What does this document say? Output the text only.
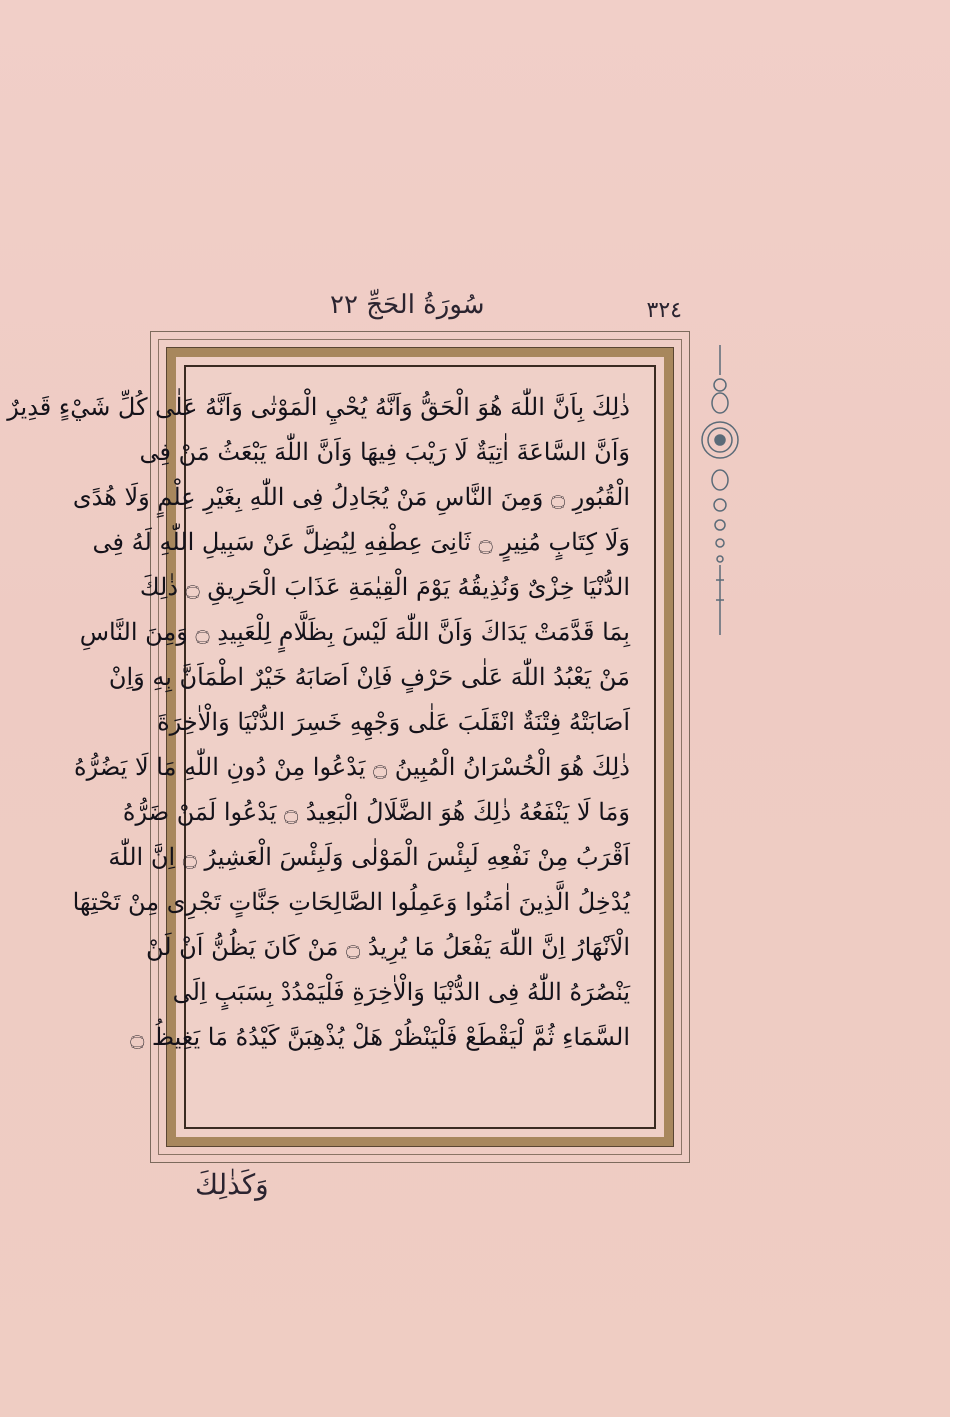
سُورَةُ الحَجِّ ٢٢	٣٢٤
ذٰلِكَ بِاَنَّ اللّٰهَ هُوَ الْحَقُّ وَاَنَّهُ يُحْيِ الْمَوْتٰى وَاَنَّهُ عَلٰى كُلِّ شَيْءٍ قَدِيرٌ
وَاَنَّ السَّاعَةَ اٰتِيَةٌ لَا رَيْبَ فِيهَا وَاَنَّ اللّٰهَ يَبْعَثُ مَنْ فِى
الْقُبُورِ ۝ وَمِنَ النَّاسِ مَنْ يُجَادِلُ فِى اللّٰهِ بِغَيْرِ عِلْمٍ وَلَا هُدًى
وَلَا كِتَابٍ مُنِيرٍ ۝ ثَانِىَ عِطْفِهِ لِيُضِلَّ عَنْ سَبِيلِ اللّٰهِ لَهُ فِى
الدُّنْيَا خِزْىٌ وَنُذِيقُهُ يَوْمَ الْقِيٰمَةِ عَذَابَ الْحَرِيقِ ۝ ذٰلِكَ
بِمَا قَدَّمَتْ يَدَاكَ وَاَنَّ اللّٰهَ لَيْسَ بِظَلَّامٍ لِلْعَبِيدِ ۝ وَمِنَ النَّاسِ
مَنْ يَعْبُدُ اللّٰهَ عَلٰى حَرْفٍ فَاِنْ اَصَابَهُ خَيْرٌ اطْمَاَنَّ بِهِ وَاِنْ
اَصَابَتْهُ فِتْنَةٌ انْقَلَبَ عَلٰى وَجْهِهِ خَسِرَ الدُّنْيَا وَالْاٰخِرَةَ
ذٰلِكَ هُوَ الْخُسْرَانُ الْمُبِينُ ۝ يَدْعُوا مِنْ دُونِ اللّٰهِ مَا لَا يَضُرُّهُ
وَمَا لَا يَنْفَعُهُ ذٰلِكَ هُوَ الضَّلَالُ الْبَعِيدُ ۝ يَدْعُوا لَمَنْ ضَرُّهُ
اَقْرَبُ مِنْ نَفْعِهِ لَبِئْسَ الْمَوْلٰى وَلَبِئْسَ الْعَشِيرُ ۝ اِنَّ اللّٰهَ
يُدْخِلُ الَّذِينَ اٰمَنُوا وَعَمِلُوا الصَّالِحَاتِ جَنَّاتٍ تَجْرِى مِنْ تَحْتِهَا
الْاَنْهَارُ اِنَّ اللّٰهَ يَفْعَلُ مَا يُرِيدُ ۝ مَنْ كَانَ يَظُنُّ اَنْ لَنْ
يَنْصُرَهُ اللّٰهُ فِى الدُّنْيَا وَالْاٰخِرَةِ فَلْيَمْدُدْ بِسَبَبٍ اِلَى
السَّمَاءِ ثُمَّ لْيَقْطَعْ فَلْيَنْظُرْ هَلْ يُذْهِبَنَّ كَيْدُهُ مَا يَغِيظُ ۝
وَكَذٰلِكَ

--

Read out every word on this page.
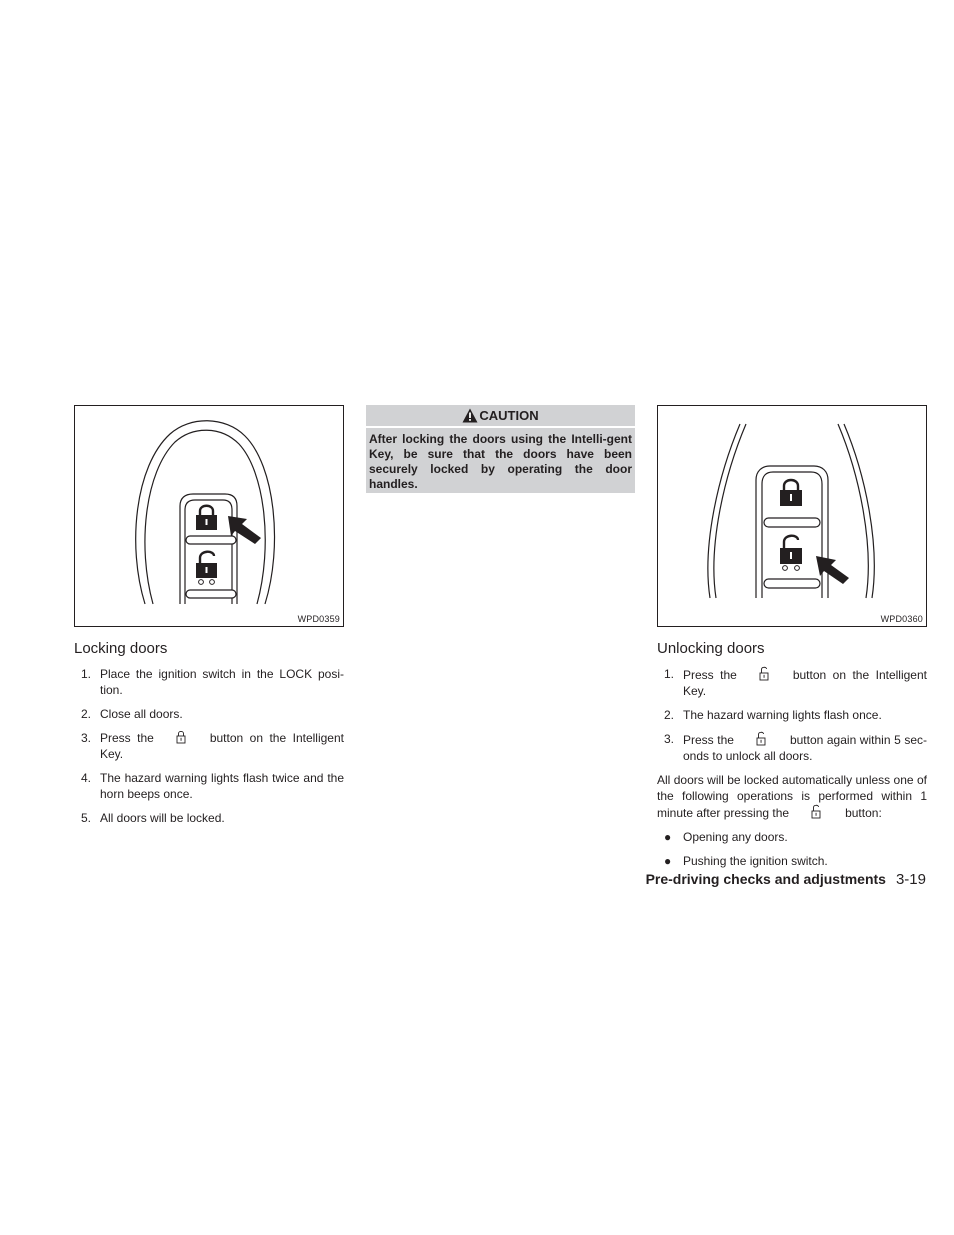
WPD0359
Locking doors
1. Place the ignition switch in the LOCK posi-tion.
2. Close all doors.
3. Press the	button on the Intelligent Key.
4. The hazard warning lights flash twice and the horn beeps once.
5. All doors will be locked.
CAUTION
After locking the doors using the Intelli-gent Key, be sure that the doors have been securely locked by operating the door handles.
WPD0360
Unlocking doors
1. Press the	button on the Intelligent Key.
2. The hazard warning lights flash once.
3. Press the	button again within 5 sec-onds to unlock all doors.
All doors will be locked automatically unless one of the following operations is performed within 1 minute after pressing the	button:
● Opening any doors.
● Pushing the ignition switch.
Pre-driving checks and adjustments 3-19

* [WORK INSTRUCTIONS]:
Reply with one number only, the count of lines above that hold the string "hazard".

* [RESULT OF THE EXERCISE]:
2